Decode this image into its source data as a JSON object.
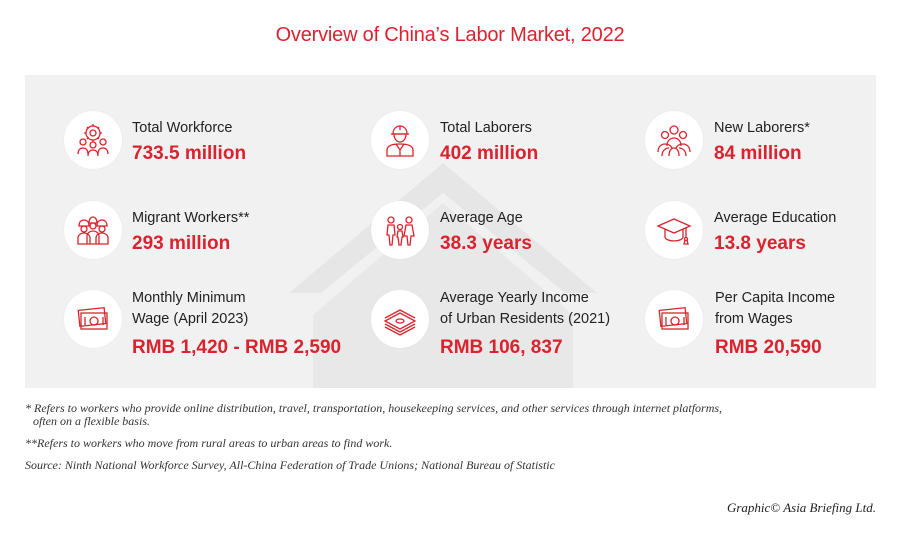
{
  "title": "Overview of China’s Labor Market, 2022",
  "colors": {
    "accent": "#d9232e",
    "panel": "#f1f1f1",
    "text": "#222222"
  },
  "stats": [
    {
      "label": "Total Workforce",
      "value": "733.5 million",
      "icon": "workforce-gear-icon"
    },
    {
      "label": "Total Laborers",
      "value": "402 million",
      "icon": "hardhat-worker-icon"
    },
    {
      "label": "New Laborers*",
      "value": "84 million",
      "icon": "group-people-icon"
    },
    {
      "label": "Migrant Workers**",
      "value": "293 million",
      "icon": "construction-workers-icon"
    },
    {
      "label": "Average Age",
      "value": "38.3 years",
      "icon": "family-icon"
    },
    {
      "label": "Average Education",
      "value": "13.8 years",
      "icon": "graduation-cap-icon"
    },
    {
      "label": "Monthly Minimum",
      "label2": "Wage (April 2023)",
      "value": "RMB 1,420 - RMB 2,590",
      "icon": "banknote-icon"
    },
    {
      "label": "Average Yearly Income",
      "label2": "of Urban Residents (2021)",
      "value": "RMB 106, 837",
      "icon": "money-stack-icon"
    },
    {
      "label": "Per Capita Income",
      "label2": "from Wages",
      "value": "RMB 20,590",
      "icon": "banknote-icon"
    }
  ],
  "footnotes": {
    "note1_line1": "* Refers to workers who provide online distribution, travel, transportation, housekeeping services, and other services through internet platforms,",
    "note1_line2": "often on a flexible basis.",
    "note2": "**Refers to workers who move from rural areas to urban areas to find work.",
    "source": "Source: Ninth National Workforce Survey, All-China Federation of Trade Unions; National Bureau of Statistic"
  },
  "credit": "Graphic© Asia Briefing Ltd."
}
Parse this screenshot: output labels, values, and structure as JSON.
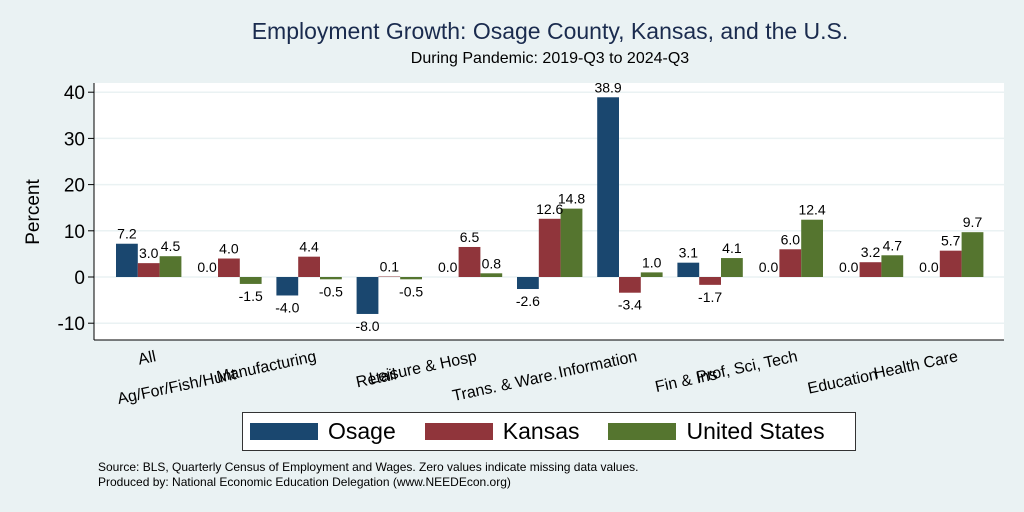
{
  "chart_data": {
    "type": "bar",
    "title": "Employment Growth: Osage County, Kansas, and the U.S.",
    "subtitle": "During Pandemic: 2019-Q3 to 2024-Q3",
    "xlabel": "",
    "ylabel": "Percent",
    "ylim": [
      -14,
      44
    ],
    "yticks": [
      -10,
      0,
      10,
      20,
      30,
      40
    ],
    "grid": true,
    "legend_position": "bottom",
    "categories": [
      "All",
      "Ag/For/Fish/Hunt",
      "Manufacturing",
      "Retail",
      "Leisure & Hosp",
      "Trans. & Ware.",
      "Information",
      "Fin & Ins",
      "Prof, Sci, Tech",
      "Education",
      "Health Care"
    ],
    "series": [
      {
        "name": "Osage",
        "color": "#1a476f",
        "values": [
          7.2,
          0.0,
          -4.0,
          -8.0,
          0.0,
          -2.6,
          38.9,
          3.1,
          0.0,
          0.0,
          0.0
        ]
      },
      {
        "name": "Kansas",
        "color": "#90353b",
        "values": [
          3.0,
          4.0,
          4.4,
          0.1,
          6.5,
          12.6,
          -3.4,
          -1.7,
          6.0,
          3.2,
          5.7
        ]
      },
      {
        "name": "United States",
        "color": "#55752f",
        "values": [
          4.5,
          -1.5,
          -0.5,
          -0.5,
          0.8,
          14.8,
          1.0,
          4.1,
          12.4,
          4.7,
          9.7
        ]
      }
    ]
  },
  "notes": {
    "source": "Source: BLS, Quarterly Census of Employment and Wages. Zero values indicate missing data values.",
    "produced_by": "Produced by: National Economic Education Delegation (www.NEEDEcon.org)"
  }
}
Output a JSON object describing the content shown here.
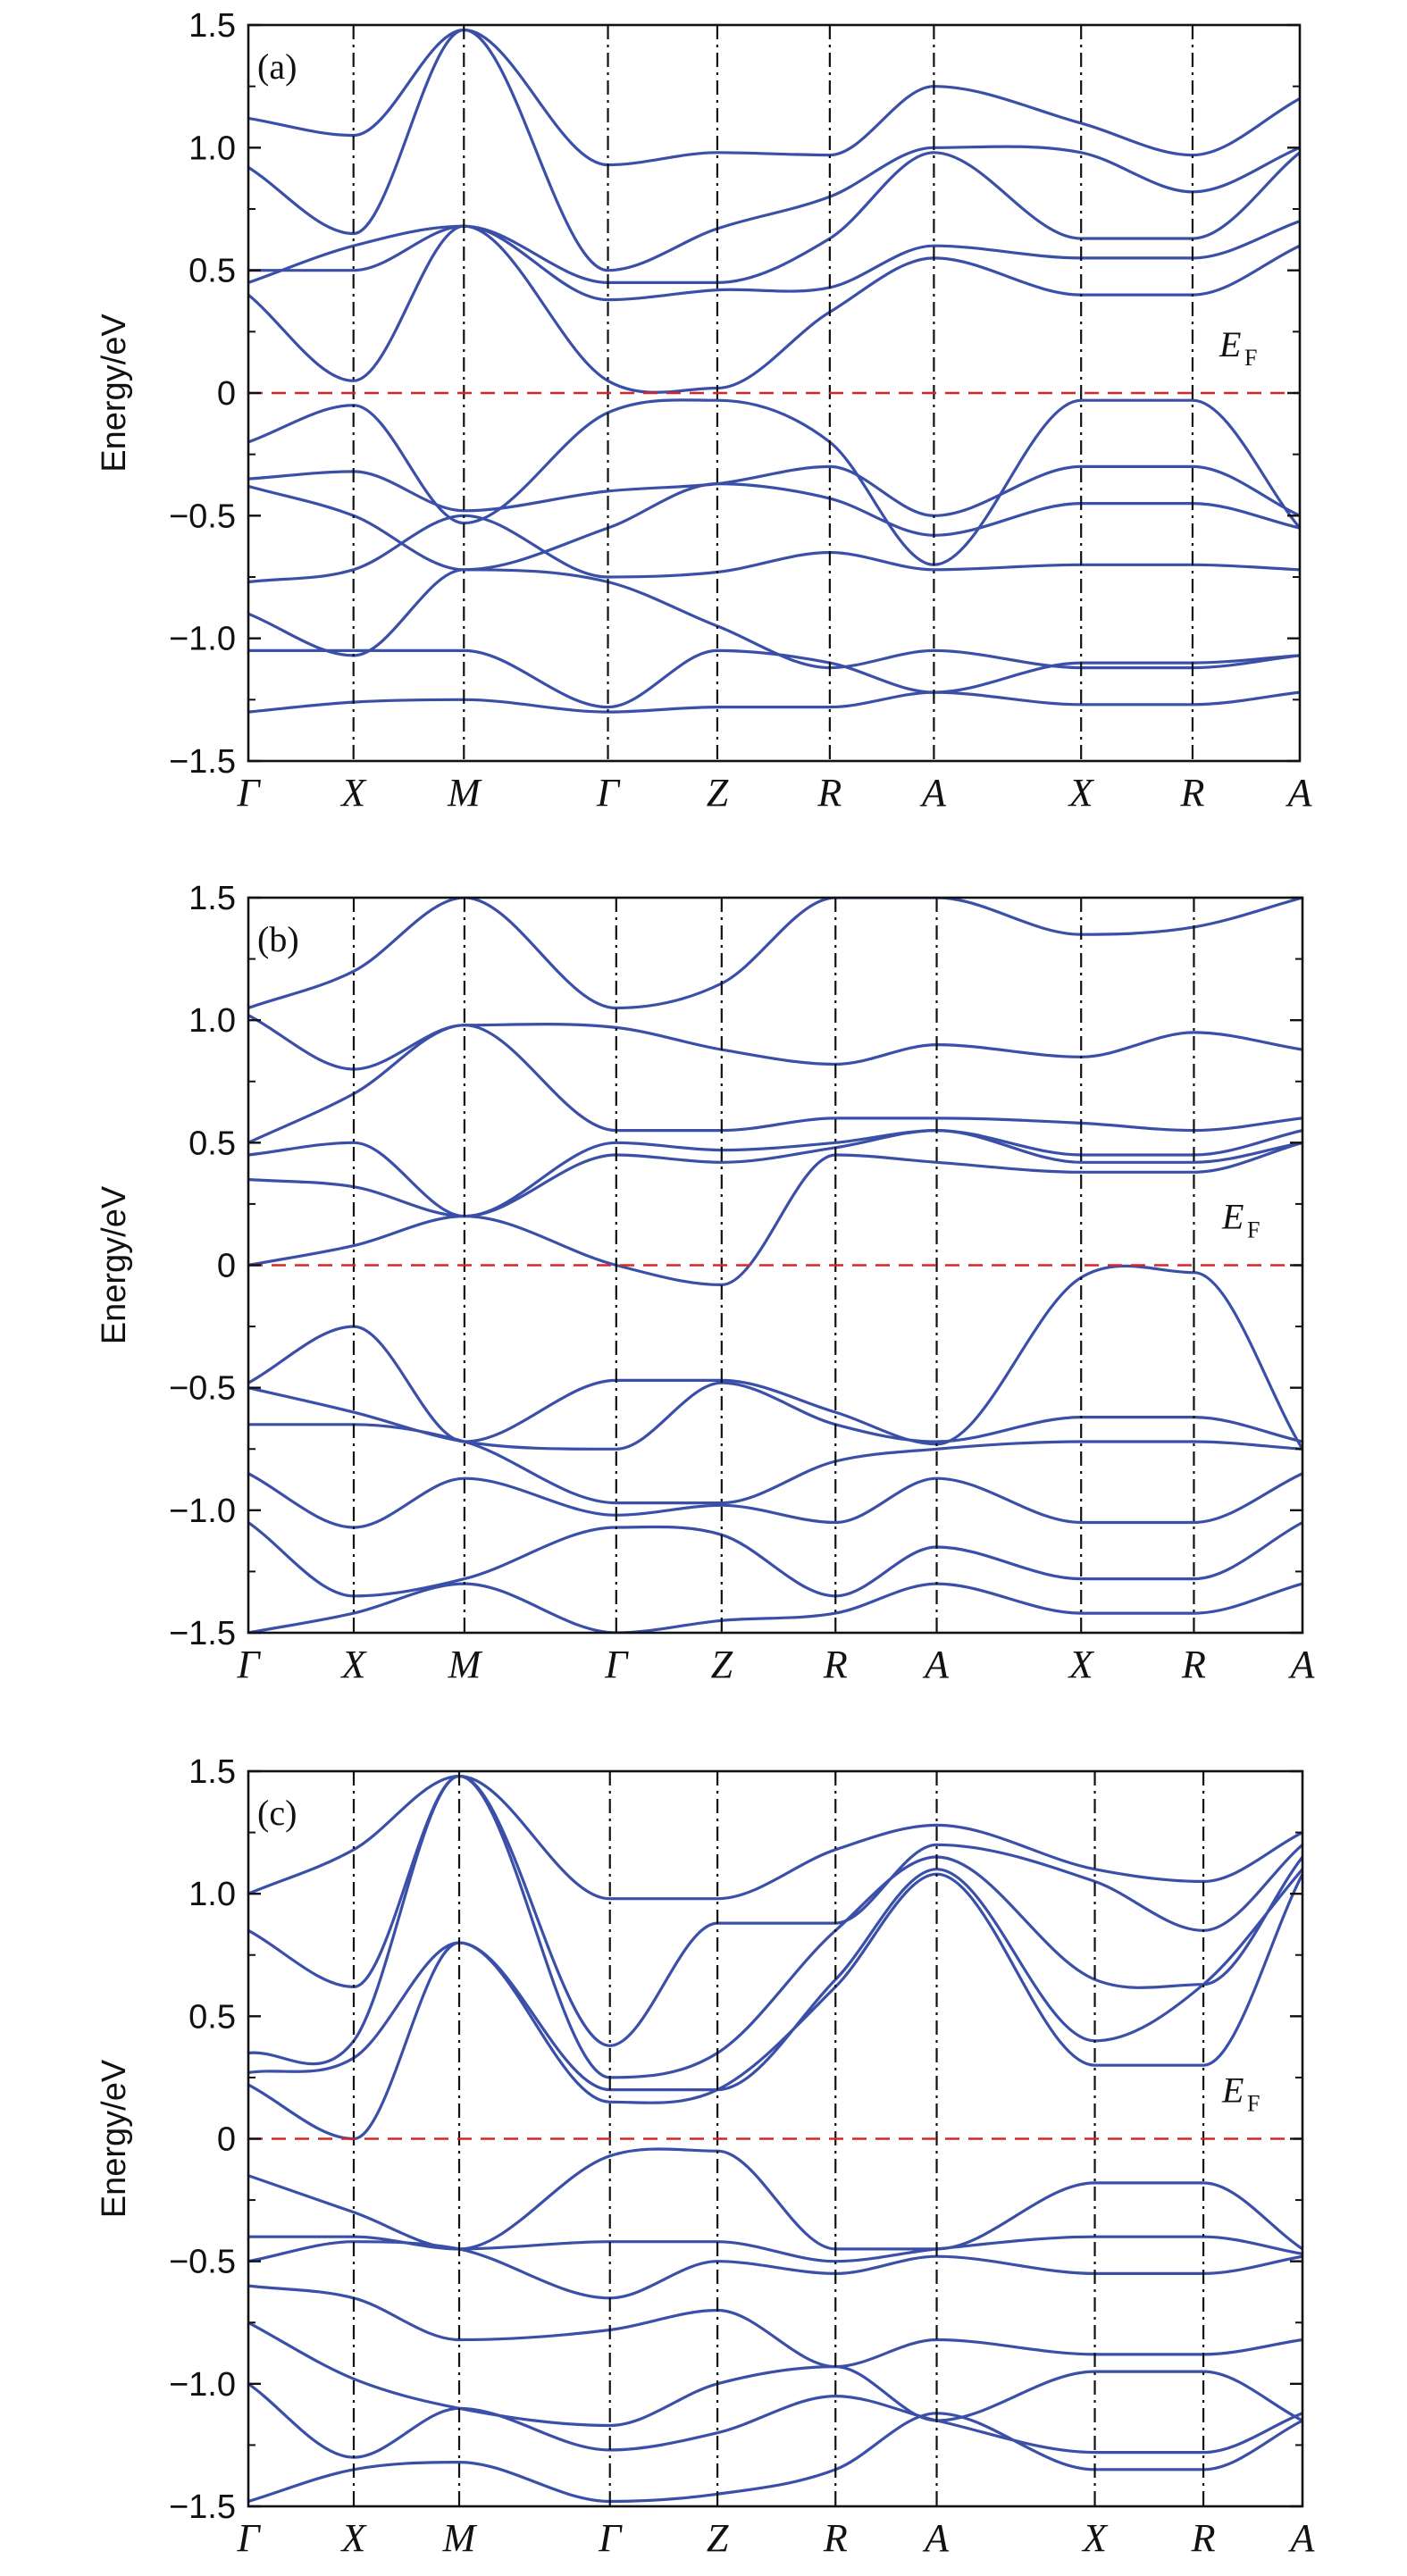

******

■ **Written exercise**:
Search the data above for the string "from" and copy each line that has it.

■ **Solved problem**:
      "label2": "from Wages",
    "note2": "**Refers to workers who move from rural areas to urban areas to find work.",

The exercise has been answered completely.